BEGIN Extracted material

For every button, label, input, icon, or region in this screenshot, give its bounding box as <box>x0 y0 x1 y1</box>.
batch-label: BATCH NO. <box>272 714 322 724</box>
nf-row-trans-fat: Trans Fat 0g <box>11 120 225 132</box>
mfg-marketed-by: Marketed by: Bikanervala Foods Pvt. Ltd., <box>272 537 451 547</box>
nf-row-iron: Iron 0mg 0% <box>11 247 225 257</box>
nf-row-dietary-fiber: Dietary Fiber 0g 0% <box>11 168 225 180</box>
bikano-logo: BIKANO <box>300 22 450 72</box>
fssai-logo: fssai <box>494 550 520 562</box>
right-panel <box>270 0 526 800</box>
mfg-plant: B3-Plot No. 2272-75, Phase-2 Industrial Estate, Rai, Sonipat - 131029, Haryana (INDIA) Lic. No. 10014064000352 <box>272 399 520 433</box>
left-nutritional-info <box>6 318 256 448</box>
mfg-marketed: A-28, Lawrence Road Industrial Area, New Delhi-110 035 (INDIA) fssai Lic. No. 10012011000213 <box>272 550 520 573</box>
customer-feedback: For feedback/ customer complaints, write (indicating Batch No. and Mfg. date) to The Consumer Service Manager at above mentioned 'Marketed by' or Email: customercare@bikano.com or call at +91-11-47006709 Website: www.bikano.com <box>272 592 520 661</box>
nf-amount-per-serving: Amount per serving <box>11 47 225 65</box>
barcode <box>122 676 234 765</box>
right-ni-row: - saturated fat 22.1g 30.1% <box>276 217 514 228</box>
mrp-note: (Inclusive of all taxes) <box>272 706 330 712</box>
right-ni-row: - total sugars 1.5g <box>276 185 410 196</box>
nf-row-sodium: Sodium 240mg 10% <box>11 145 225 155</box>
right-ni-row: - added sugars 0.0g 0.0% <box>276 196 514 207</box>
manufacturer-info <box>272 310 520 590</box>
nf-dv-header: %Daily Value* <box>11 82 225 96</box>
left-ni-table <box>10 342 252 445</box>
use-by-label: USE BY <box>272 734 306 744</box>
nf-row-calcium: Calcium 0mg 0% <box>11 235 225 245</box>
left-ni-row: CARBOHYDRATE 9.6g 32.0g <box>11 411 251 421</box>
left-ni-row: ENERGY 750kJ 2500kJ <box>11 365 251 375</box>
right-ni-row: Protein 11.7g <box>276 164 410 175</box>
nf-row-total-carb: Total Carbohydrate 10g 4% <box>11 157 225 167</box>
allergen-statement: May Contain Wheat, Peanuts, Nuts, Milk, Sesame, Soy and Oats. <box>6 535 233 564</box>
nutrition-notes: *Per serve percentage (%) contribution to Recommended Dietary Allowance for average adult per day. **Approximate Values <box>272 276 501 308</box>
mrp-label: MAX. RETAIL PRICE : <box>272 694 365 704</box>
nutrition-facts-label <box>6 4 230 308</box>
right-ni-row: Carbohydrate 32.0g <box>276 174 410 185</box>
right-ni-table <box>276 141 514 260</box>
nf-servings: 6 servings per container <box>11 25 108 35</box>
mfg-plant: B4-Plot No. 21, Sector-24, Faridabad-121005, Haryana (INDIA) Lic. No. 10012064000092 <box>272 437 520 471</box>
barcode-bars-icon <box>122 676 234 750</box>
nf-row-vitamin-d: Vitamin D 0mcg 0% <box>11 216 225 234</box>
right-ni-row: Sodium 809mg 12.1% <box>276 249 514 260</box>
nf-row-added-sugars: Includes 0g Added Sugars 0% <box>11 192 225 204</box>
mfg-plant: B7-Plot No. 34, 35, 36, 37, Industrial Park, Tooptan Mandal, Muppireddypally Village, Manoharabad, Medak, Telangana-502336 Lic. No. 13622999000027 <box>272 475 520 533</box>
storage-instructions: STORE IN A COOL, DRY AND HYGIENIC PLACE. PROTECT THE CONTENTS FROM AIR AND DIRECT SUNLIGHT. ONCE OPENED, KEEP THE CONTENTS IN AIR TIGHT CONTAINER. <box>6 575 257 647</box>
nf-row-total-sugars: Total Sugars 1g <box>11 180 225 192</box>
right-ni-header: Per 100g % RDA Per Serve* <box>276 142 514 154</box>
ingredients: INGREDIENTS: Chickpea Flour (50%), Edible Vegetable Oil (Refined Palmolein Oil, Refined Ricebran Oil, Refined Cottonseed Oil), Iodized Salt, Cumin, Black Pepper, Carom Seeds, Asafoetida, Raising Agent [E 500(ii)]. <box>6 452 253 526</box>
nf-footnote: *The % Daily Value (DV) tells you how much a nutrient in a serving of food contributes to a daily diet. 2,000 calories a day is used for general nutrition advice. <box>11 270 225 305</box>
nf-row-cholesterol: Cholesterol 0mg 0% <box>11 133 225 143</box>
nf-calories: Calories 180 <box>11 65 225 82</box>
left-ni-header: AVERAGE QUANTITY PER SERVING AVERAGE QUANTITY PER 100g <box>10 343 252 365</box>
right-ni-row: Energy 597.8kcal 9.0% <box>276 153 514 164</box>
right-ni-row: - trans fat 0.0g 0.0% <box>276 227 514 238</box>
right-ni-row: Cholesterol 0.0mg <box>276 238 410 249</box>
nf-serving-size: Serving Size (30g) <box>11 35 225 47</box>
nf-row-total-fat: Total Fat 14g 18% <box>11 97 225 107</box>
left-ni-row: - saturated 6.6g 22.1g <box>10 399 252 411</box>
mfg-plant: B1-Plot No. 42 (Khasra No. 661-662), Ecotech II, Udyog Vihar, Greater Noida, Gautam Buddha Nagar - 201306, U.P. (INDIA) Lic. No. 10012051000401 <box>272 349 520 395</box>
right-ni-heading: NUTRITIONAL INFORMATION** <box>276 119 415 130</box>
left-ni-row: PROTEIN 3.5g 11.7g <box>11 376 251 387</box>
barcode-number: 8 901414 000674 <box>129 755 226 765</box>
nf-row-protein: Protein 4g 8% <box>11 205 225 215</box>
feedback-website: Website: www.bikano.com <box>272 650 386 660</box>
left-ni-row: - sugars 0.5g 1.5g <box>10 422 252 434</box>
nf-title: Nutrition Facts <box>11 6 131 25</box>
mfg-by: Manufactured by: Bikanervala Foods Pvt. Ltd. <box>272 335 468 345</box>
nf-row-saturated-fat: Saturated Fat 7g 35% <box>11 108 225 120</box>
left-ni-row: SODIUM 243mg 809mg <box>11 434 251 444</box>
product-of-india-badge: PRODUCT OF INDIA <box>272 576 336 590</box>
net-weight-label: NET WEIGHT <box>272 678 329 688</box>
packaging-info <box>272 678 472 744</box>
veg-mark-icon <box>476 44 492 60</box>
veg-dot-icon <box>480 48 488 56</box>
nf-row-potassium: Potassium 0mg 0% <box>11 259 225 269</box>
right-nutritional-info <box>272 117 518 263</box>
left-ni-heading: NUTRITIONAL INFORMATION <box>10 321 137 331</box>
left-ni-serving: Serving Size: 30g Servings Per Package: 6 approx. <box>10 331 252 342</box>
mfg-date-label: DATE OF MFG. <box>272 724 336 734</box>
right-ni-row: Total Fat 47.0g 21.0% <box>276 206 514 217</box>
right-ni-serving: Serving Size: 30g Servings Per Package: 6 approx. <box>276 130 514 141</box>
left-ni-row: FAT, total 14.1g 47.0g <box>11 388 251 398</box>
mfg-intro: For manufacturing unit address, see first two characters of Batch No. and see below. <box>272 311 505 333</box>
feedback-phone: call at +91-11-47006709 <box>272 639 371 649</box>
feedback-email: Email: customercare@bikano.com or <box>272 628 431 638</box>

END Extracted material

§ **Problem requirements**: Your task is to reproduce all of the records exactly.

§ **Result**:
For every button, label, input, icon, or region in this screenshot, give its bounding box as <box>x0 y0 x1 y1</box>.
batch-label: BATCH NO. <box>272 714 322 724</box>
nf-row-trans-fat: Trans Fat 0g <box>11 120 225 132</box>
mfg-marketed-by: Marketed by: Bikanervala Foods Pvt. Ltd., <box>272 537 451 547</box>
nf-row-iron: Iron 0mg 0% <box>11 247 225 257</box>
nf-row-dietary-fiber: Dietary Fiber 0g 0% <box>11 168 225 180</box>
bikano-logo: BIKANO <box>300 22 450 72</box>
fssai-logo: fssai <box>494 550 520 562</box>
right-panel <box>270 0 526 800</box>
mfg-plant: B3-Plot No. 2272-75, Phase-2 Industrial Estate, Rai, Sonipat - 131029, Haryana (INDIA) Lic. No. 10014064000352 <box>272 399 520 433</box>
left-nutritional-info <box>6 318 256 448</box>
mfg-marketed: A-28, Lawrence Road Industrial Area, New Delhi-110 035 (INDIA) fssai Lic. No. 10012011000213 <box>272 550 520 573</box>
customer-feedback: For feedback/ customer complaints, write (indicating Batch No. and Mfg. date) to The Consumer Service Manager at above mentioned 'Marketed by' or Email: customercare@bikano.com or call at +91-11-47006709 Website: www.bikano.com <box>272 592 520 661</box>
nf-amount-per-serving: Amount per serving <box>11 47 225 65</box>
barcode <box>122 676 234 765</box>
right-ni-row: - saturated fat 22.1g 30.1% <box>276 217 514 228</box>
mrp-note: (Inclusive of all taxes) <box>272 706 330 712</box>
right-ni-row: - total sugars 1.5g <box>276 185 410 196</box>
nf-row-sodium: Sodium 240mg 10% <box>11 145 225 155</box>
right-ni-row: - added sugars 0.0g 0.0% <box>276 196 514 207</box>
manufacturer-info <box>272 310 520 590</box>
nf-dv-header: %Daily Value* <box>11 82 225 96</box>
left-ni-table <box>10 342 252 445</box>
use-by-label: USE BY <box>272 734 306 744</box>
nf-row-calcium: Calcium 0mg 0% <box>11 235 225 245</box>
left-ni-row: CARBOHYDRATE 9.6g 32.0g <box>11 411 251 421</box>
left-ni-row: ENERGY 750kJ 2500kJ <box>11 365 251 375</box>
right-ni-row: Protein 11.7g <box>276 164 410 175</box>
nf-row-total-carb: Total Carbohydrate 10g 4% <box>11 157 225 167</box>
allergen-statement: May Contain Wheat, Peanuts, Nuts, Milk, Sesame, Soy and Oats. <box>6 535 233 564</box>
nutrition-notes: *Per serve percentage (%) contribution to Recommended Dietary Allowance for average adult per day. **Approximate Values <box>272 276 501 308</box>
mrp-label: MAX. RETAIL PRICE : <box>272 694 365 704</box>
nutrition-facts-label <box>6 4 230 308</box>
right-ni-row: Carbohydrate 32.0g <box>276 174 410 185</box>
right-ni-table <box>276 141 514 260</box>
nf-servings: 6 servings per container <box>11 25 108 35</box>
mfg-plant: B4-Plot No. 21, Sector-24, Faridabad-121005, Haryana (INDIA) Lic. No. 10012064000092 <box>272 437 520 471</box>
barcode-bars-icon <box>122 676 234 750</box>
nf-row-vitamin-d: Vitamin D 0mcg 0% <box>11 216 225 234</box>
right-ni-row: Sodium 809mg 12.1% <box>276 249 514 260</box>
nf-row-added-sugars: Includes 0g Added Sugars 0% <box>11 192 225 204</box>
mfg-plant: B7-Plot No. 34, 35, 36, 37, Industrial Park, Tooptan Mandal, Muppireddypally Village, Manoharabad, Medak, Telangana-502336 Lic. No. 13622999000027 <box>272 475 520 533</box>
storage-instructions: STORE IN A COOL, DRY AND HYGIENIC PLACE. PROTECT THE CONTENTS FROM AIR AND DIRECT SUNLIGHT. ONCE OPENED, KEEP THE CONTENTS IN AIR TIGHT CONTAINER. <box>6 575 257 647</box>
nf-row-total-sugars: Total Sugars 1g <box>11 180 225 192</box>
right-ni-header: Per 100g % RDA Per Serve* <box>276 142 514 154</box>
ingredients: INGREDIENTS: Chickpea Flour (50%), Edible Vegetable Oil (Refined Palmolein Oil, Refined Ricebran Oil, Refined Cottonseed Oil), Iodized Salt, Cumin, Black Pepper, Carom Seeds, Asafoetida, Raising Agent [E 500(ii)]. <box>6 452 253 526</box>
nf-footnote: *The % Daily Value (DV) tells you how much a nutrient in a serving of food contributes to a daily diet. 2,000 calories a day is used for general nutrition advice. <box>11 270 225 305</box>
nf-row-cholesterol: Cholesterol 0mg 0% <box>11 133 225 143</box>
nf-calories: Calories 180 <box>11 65 225 82</box>
left-ni-header: AVERAGE QUANTITY PER SERVING AVERAGE QUANTITY PER 100g <box>10 343 252 365</box>
right-ni-row: Energy 597.8kcal 9.0% <box>276 153 514 164</box>
right-ni-row: - trans fat 0.0g 0.0% <box>276 227 514 238</box>
right-ni-row: Cholesterol 0.0mg <box>276 238 410 249</box>
nf-serving-size: Serving Size (30g) <box>11 35 225 47</box>
nf-row-total-fat: Total Fat 14g 18% <box>11 97 225 107</box>
left-ni-row: - saturated 6.6g 22.1g <box>10 399 252 411</box>
mfg-plant: B1-Plot No. 42 (Khasra No. 661-662), Ecotech II, Udyog Vihar, Greater Noida, Gautam Buddha Nagar - 201306, U.P. (INDIA) Lic. No. 10012051000401 <box>272 349 520 395</box>
right-ni-heading: NUTRITIONAL INFORMATION** <box>276 119 415 130</box>
left-ni-row: PROTEIN 3.5g 11.7g <box>11 376 251 387</box>
barcode-number: 8 901414 000674 <box>129 755 226 765</box>
nf-row-protein: Protein 4g 8% <box>11 205 225 215</box>
feedback-website: Website: www.bikano.com <box>272 650 386 660</box>
left-ni-row: - sugars 0.5g 1.5g <box>10 422 252 434</box>
nf-title: Nutrition Facts <box>11 6 131 25</box>
mfg-by: Manufactured by: Bikanervala Foods Pvt. Ltd. <box>272 335 468 345</box>
nf-row-saturated-fat: Saturated Fat 7g 35% <box>11 108 225 120</box>
left-ni-row: SODIUM 243mg 809mg <box>11 434 251 444</box>
product-of-india-badge: PRODUCT OF INDIA <box>272 576 336 590</box>
net-weight-label: NET WEIGHT <box>272 678 329 688</box>
packaging-info <box>272 678 472 744</box>
veg-mark-icon <box>476 44 492 60</box>
veg-dot-icon <box>480 48 488 56</box>
nf-row-potassium: Potassium 0mg 0% <box>11 259 225 269</box>
right-nutritional-info <box>272 117 518 263</box>
left-ni-heading: NUTRITIONAL INFORMATION <box>10 321 137 331</box>
left-ni-serving: Serving Size: 30g Servings Per Package: 6 approx. <box>10 331 252 342</box>
mfg-date-label: DATE OF MFG. <box>272 724 336 734</box>
right-ni-row: Total Fat 47.0g 21.0% <box>276 206 514 217</box>
right-ni-serving: Serving Size: 30g Servings Per Package: 6 approx. <box>276 130 514 141</box>
left-ni-row: FAT, total 14.1g 47.0g <box>11 388 251 398</box>
mfg-intro: For manufacturing unit address, see first two characters of Batch No. and see below. <box>272 311 505 333</box>
feedback-phone: call at +91-11-47006709 <box>272 639 371 649</box>
feedback-email: Email: customercare@bikano.com or <box>272 628 431 638</box>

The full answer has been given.